(Collected data)
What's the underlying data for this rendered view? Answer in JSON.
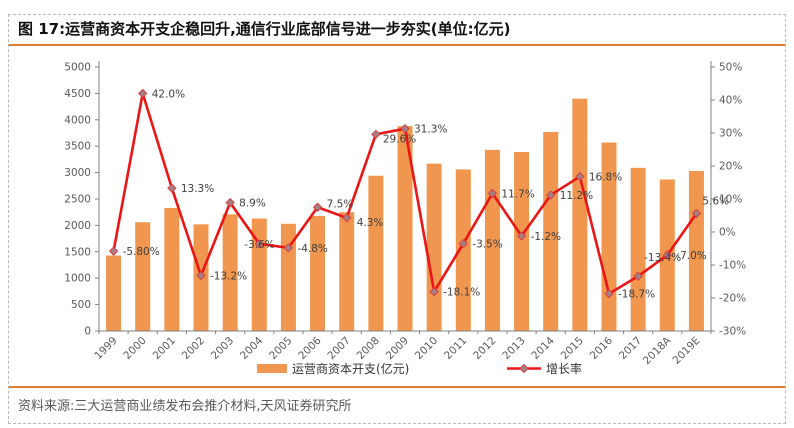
{
  "figure": {
    "title": "图 17:运营商资本开支企稳回升,通信行业底部信号进一步夯实(单位:亿元)",
    "source": "资料来源:三大运营商业绩发布会推介材料,天风证券研究所"
  },
  "chart_data": {
    "type": "bar",
    "subtype": "bar-line-combo",
    "categories": [
      "1999",
      "2000",
      "2001",
      "2002",
      "2003",
      "2004",
      "2005",
      "2006",
      "2007",
      "2008",
      "2009",
      "2010",
      "2011",
      "2012",
      "2013",
      "2014",
      "2015",
      "2016",
      "2017",
      "2018A",
      "2019E"
    ],
    "series": [
      {
        "name": "运营商资本开支(亿元)",
        "type": "bar",
        "axis": "left",
        "values": [
          1430,
          2060,
          2330,
          2020,
          2210,
          2130,
          2030,
          2180,
          2250,
          2940,
          3880,
          3170,
          3060,
          3430,
          3390,
          3770,
          4400,
          3570,
          3090,
          2870,
          3030
        ]
      },
      {
        "name": "增长率",
        "type": "line",
        "axis": "right",
        "values": [
          -5.8,
          42.0,
          13.3,
          -13.2,
          8.9,
          -3.6,
          -4.8,
          7.5,
          4.3,
          29.6,
          31.3,
          -18.1,
          -3.5,
          11.7,
          -1.2,
          11.2,
          16.8,
          -18.7,
          -13.4,
          -7.0,
          5.6
        ],
        "labels": [
          "-5.80%",
          "42.0%",
          "13.3%",
          "-13.2%",
          "8.9%",
          "-3.6%",
          "-4.8%",
          "7.5%",
          "4.3%",
          "29.6%",
          "31.3%",
          "-18.1%",
          "-3.5%",
          "11.7%",
          "-1.2%",
          "11.2%",
          "16.8%",
          "-18.7%",
          "-13.4%",
          "-7.0%",
          "5.6%"
        ]
      }
    ],
    "left_axis": {
      "min": 0,
      "max": 5000,
      "ticks": [
        "0",
        "500",
        "1000",
        "1500",
        "2000",
        "2500",
        "3000",
        "3500",
        "4000",
        "4500",
        "5000"
      ]
    },
    "right_axis": {
      "min": -30,
      "max": 50,
      "ticks": [
        "-30%",
        "-20%",
        "-10%",
        "0%",
        "10%",
        "20%",
        "30%",
        "40%",
        "50%"
      ]
    },
    "legend": [
      "运营商资本开支(亿元)",
      "增长率"
    ],
    "legend_position": "bottom",
    "grid": "off",
    "colors": {
      "bar": "#f0964e",
      "line": "#ea1515",
      "marker_fill": "#a28084",
      "marker_stroke": "#d84040",
      "axis": "#808080",
      "tick_text": "#595959",
      "data_label": "#3f3f3f",
      "accent_rule": "#de7e2e"
    }
  }
}
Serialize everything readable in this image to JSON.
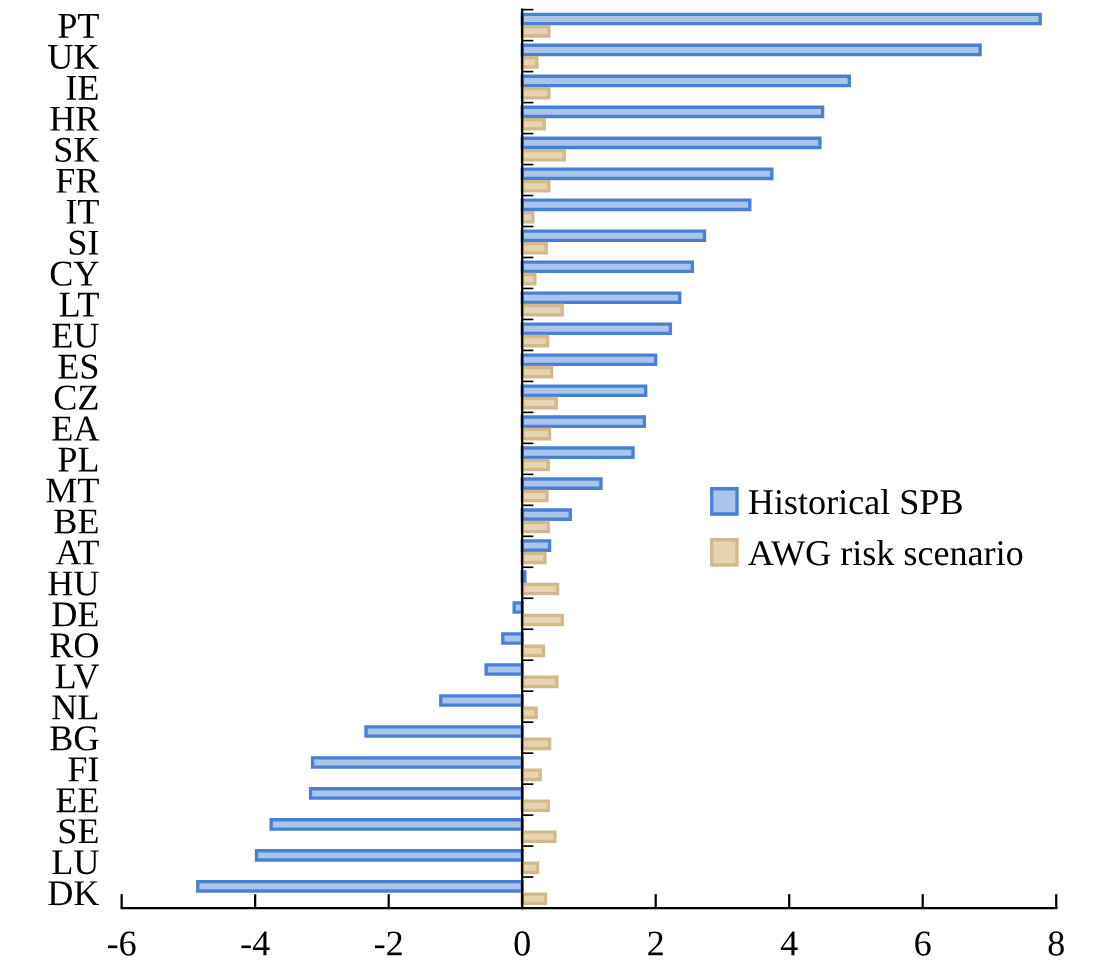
{
  "chart_data": {
    "type": "bar",
    "orientation": "horizontal",
    "categories": [
      "PT",
      "UK",
      "IE",
      "HR",
      "SK",
      "FR",
      "IT",
      "SI",
      "CY",
      "LT",
      "EU",
      "ES",
      "CZ",
      "EA",
      "PL",
      "MT",
      "BE",
      "AT",
      "HU",
      "DE",
      "RO",
      "LV",
      "NL",
      "BG",
      "FI",
      "EE",
      "SE",
      "LU",
      "DK"
    ],
    "series": [
      {
        "name": "Historical SPB",
        "color": "#aac5eb",
        "values": [
          7.76,
          6.86,
          4.9,
          4.5,
          4.46,
          3.74,
          3.41,
          2.73,
          2.55,
          2.36,
          2.22,
          2.0,
          1.85,
          1.83,
          1.66,
          1.18,
          0.72,
          0.41,
          0.04,
          -0.12,
          -0.29,
          -0.54,
          -1.22,
          -2.34,
          -3.14,
          -3.17,
          -3.76,
          -3.98,
          -4.86
        ]
      },
      {
        "name": "AWG risk scenario",
        "color": "#e6d4ae",
        "values": [
          0.4,
          0.22,
          0.4,
          0.33,
          0.63,
          0.4,
          0.16,
          0.36,
          0.19,
          0.6,
          0.38,
          0.44,
          0.51,
          0.41,
          0.39,
          0.37,
          0.39,
          0.34,
          0.53,
          0.6,
          0.32,
          0.52,
          0.21,
          0.41,
          0.27,
          0.39,
          0.49,
          0.23,
          0.35
        ]
      }
    ],
    "xlim": [
      -6,
      8
    ],
    "xticks": [
      -6,
      -4,
      -2,
      0,
      2,
      4,
      6,
      8
    ],
    "legend": "right"
  }
}
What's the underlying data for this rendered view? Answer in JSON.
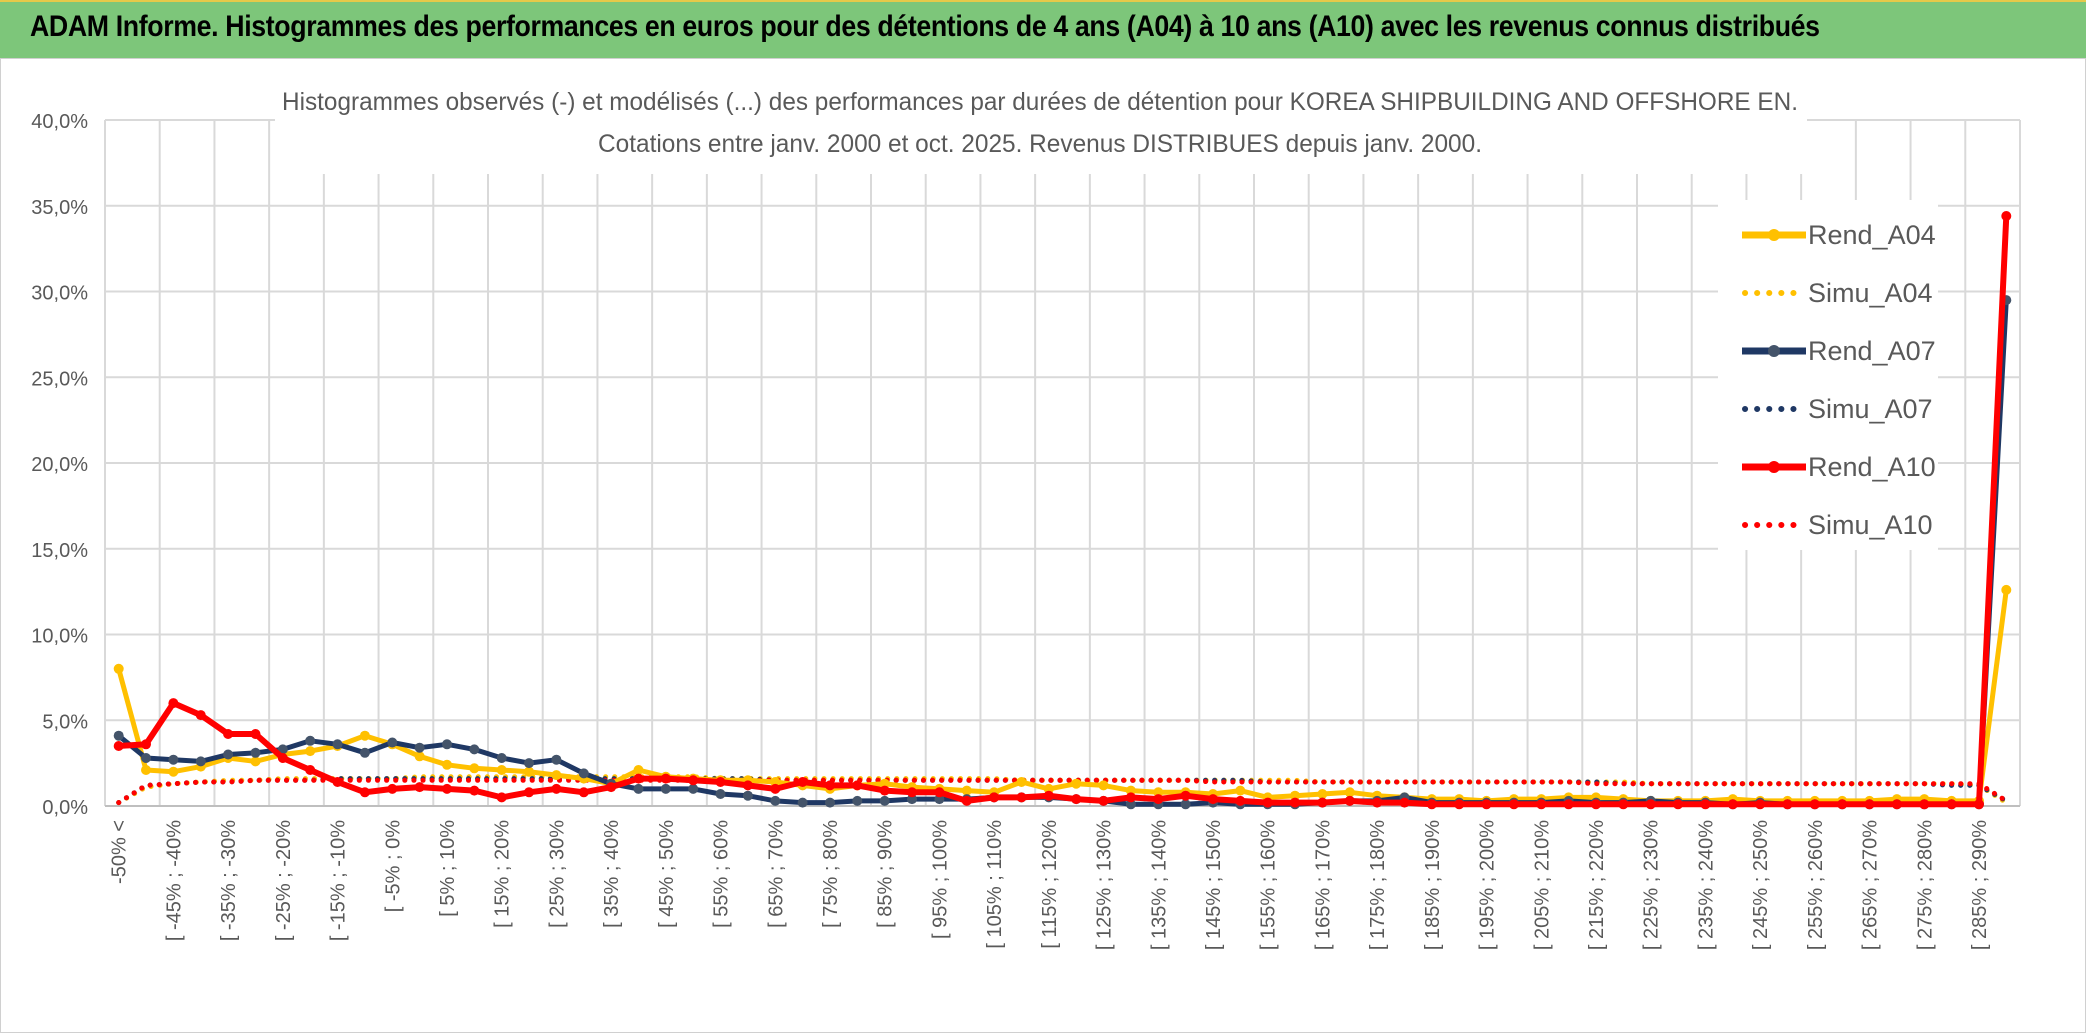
{
  "banner": {
    "title": "ADAM Informe. Histogrammes des performances en euros pour des détentions de 4 ans (A04) à 10 ans (A10) avec les revenus connus distribués"
  },
  "chart_data": {
    "type": "line",
    "title_line1": "Histogrammes observés (-) et modélisés (...) des performances par durées de détention pour KOREA SHIPBUILDING AND OFFSHORE EN.",
    "title_line2": "Cotations entre janv. 2000 et oct. 2025. Revenus DISTRIBUES depuis janv. 2000.",
    "ylim": [
      0,
      40
    ],
    "y_ticks": [
      "0,0%",
      "5,0%",
      "10,0%",
      "15,0%",
      "20,0%",
      "25,0%",
      "30,0%",
      "35,0%",
      "40,0%"
    ],
    "x_tick_labels": [
      "-50% <",
      "[ -45% ; -40%",
      "[ -35% ; -30%",
      "[ -25% ; -20%",
      "[ -15% ; -10%",
      "[ -5% ; 0%",
      "[ 5% ; 10%",
      "[ 15% ; 20%",
      "[ 25% ; 30%",
      "[ 35% ; 40%",
      "[ 45% ; 50%",
      "[ 55% ; 60%",
      "[ 65% ; 70%",
      "[ 75% ; 80%",
      "[ 85% ; 90%",
      "[ 95% ; 100%",
      "[ 105% ; 110%",
      "[ 115% ; 120%",
      "[ 125% ; 130%",
      "[ 135% ; 140%",
      "[ 145% ; 150%",
      "[ 155% ; 160%",
      "[ 165% ; 170%",
      "[ 175% ; 180%",
      "[ 185% ; 190%",
      "[ 195% ; 200%",
      "[ 205% ; 210%",
      "[ 215% ; 220%",
      "[ 225% ; 230%",
      "[ 235% ; 240%",
      "[ 245% ; 250%",
      "[ 255% ; 260%",
      "[ 265% ; 270%",
      "[ 275% ; 280%",
      "[ 285% ; 290%"
    ],
    "n_categories": 70,
    "grid": true,
    "legend_position": "right",
    "series": [
      {
        "name": "Rend_A04",
        "style": "solid",
        "color": "#ffc000",
        "values": [
          8.0,
          2.1,
          2.0,
          2.3,
          2.8,
          2.6,
          3.0,
          3.2,
          3.5,
          4.1,
          3.6,
          2.9,
          2.4,
          2.2,
          2.1,
          2.0,
          1.8,
          1.6,
          1.3,
          2.1,
          1.7,
          1.6,
          1.5,
          1.5,
          1.4,
          1.2,
          1.0,
          1.2,
          1.3,
          1.1,
          1.0,
          0.9,
          0.8,
          1.4,
          1.0,
          1.3,
          1.2,
          0.9,
          0.8,
          0.8,
          0.7,
          0.9,
          0.5,
          0.6,
          0.7,
          0.8,
          0.6,
          0.5,
          0.4,
          0.4,
          0.3,
          0.4,
          0.4,
          0.5,
          0.5,
          0.4,
          0.3,
          0.3,
          0.3,
          0.4,
          0.3,
          0.3,
          0.3,
          0.3,
          0.3,
          0.4,
          0.4,
          0.3,
          0.3,
          12.6
        ]
      },
      {
        "name": "Simu_A04",
        "style": "dotted",
        "color": "#ffc000",
        "values": [
          0.2,
          1.1,
          1.3,
          1.4,
          1.5,
          1.5,
          1.6,
          1.6,
          1.6,
          1.6,
          1.6,
          1.7,
          1.7,
          1.7,
          1.7,
          1.7,
          1.7,
          1.7,
          1.7,
          1.7,
          1.7,
          1.7,
          1.6,
          1.6,
          1.6,
          1.6,
          1.6,
          1.6,
          1.6,
          1.6,
          1.6,
          1.6,
          1.6,
          1.5,
          1.5,
          1.5,
          1.5,
          1.5,
          1.5,
          1.5,
          1.5,
          1.5,
          1.5,
          1.5,
          1.4,
          1.4,
          1.4,
          1.4,
          1.4,
          1.4,
          1.4,
          1.4,
          1.4,
          1.4,
          1.4,
          1.4,
          1.3,
          1.3,
          1.3,
          1.3,
          1.3,
          1.3,
          1.3,
          1.3,
          1.3,
          1.3,
          1.3,
          1.3,
          1.2,
          0.2
        ]
      },
      {
        "name": "Rend_A07",
        "style": "solid",
        "color": "#1f3864",
        "values": [
          4.1,
          2.8,
          2.7,
          2.6,
          3.0,
          3.1,
          3.3,
          3.8,
          3.6,
          3.1,
          3.7,
          3.4,
          3.6,
          3.3,
          2.8,
          2.5,
          2.7,
          1.9,
          1.3,
          1.0,
          1.0,
          1.0,
          0.7,
          0.6,
          0.3,
          0.2,
          0.2,
          0.3,
          0.3,
          0.4,
          0.4,
          0.4,
          0.5,
          0.5,
          0.5,
          0.4,
          0.3,
          0.1,
          0.1,
          0.1,
          0.2,
          0.1,
          0.1,
          0.1,
          0.2,
          0.3,
          0.3,
          0.5,
          0.2,
          0.2,
          0.2,
          0.2,
          0.2,
          0.3,
          0.2,
          0.2,
          0.3,
          0.2,
          0.2,
          0.1,
          0.2,
          0.1,
          0.1,
          0.1,
          0.1,
          0.1,
          0.1,
          0.1,
          0.1,
          29.5
        ]
      },
      {
        "name": "Simu_A07",
        "style": "dotted",
        "color": "#1f3864",
        "values": [
          0.2,
          1.2,
          1.3,
          1.4,
          1.4,
          1.5,
          1.5,
          1.5,
          1.6,
          1.6,
          1.6,
          1.6,
          1.6,
          1.6,
          1.6,
          1.6,
          1.6,
          1.6,
          1.6,
          1.6,
          1.6,
          1.6,
          1.6,
          1.6,
          1.5,
          1.5,
          1.5,
          1.5,
          1.5,
          1.5,
          1.5,
          1.5,
          1.5,
          1.5,
          1.5,
          1.5,
          1.5,
          1.5,
          1.5,
          1.5,
          1.5,
          1.5,
          1.4,
          1.4,
          1.4,
          1.4,
          1.4,
          1.4,
          1.4,
          1.4,
          1.4,
          1.4,
          1.4,
          1.4,
          1.4,
          1.3,
          1.3,
          1.3,
          1.3,
          1.3,
          1.3,
          1.3,
          1.3,
          1.3,
          1.3,
          1.3,
          1.3,
          1.2,
          1.2,
          0.3
        ]
      },
      {
        "name": "Rend_A10",
        "style": "solid",
        "color": "#ff0000",
        "values": [
          3.5,
          3.6,
          6.0,
          5.3,
          4.2,
          4.2,
          2.8,
          2.1,
          1.4,
          0.8,
          1.0,
          1.1,
          1.0,
          0.9,
          0.5,
          0.8,
          1.0,
          0.8,
          1.1,
          1.6,
          1.6,
          1.5,
          1.4,
          1.2,
          1.0,
          1.4,
          1.2,
          1.2,
          0.9,
          0.8,
          0.8,
          0.3,
          0.5,
          0.5,
          0.6,
          0.4,
          0.3,
          0.5,
          0.4,
          0.6,
          0.4,
          0.3,
          0.2,
          0.2,
          0.2,
          0.3,
          0.2,
          0.2,
          0.1,
          0.1,
          0.1,
          0.1,
          0.1,
          0.1,
          0.1,
          0.1,
          0.1,
          0.1,
          0.1,
          0.1,
          0.1,
          0.1,
          0.1,
          0.1,
          0.1,
          0.1,
          0.1,
          0.1,
          0.1,
          34.4
        ]
      },
      {
        "name": "Simu_A10",
        "style": "dotted",
        "color": "#ff0000",
        "values": [
          0.2,
          1.2,
          1.3,
          1.4,
          1.4,
          1.5,
          1.5,
          1.5,
          1.5,
          1.5,
          1.5,
          1.5,
          1.5,
          1.5,
          1.5,
          1.5,
          1.5,
          1.5,
          1.5,
          1.5,
          1.5,
          1.5,
          1.5,
          1.5,
          1.5,
          1.5,
          1.5,
          1.5,
          1.5,
          1.5,
          1.5,
          1.5,
          1.5,
          1.5,
          1.5,
          1.5,
          1.5,
          1.5,
          1.5,
          1.5,
          1.4,
          1.4,
          1.4,
          1.4,
          1.4,
          1.4,
          1.4,
          1.4,
          1.4,
          1.4,
          1.4,
          1.4,
          1.4,
          1.4,
          1.3,
          1.3,
          1.3,
          1.3,
          1.3,
          1.3,
          1.3,
          1.3,
          1.3,
          1.3,
          1.3,
          1.3,
          1.3,
          1.3,
          1.3,
          0.3
        ]
      }
    ]
  }
}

*TASK PROMPT*. Go through the listing above and work out how many lines contain the string "pour". Reply with the number alone.

*EXPECTED ANSWER*. 2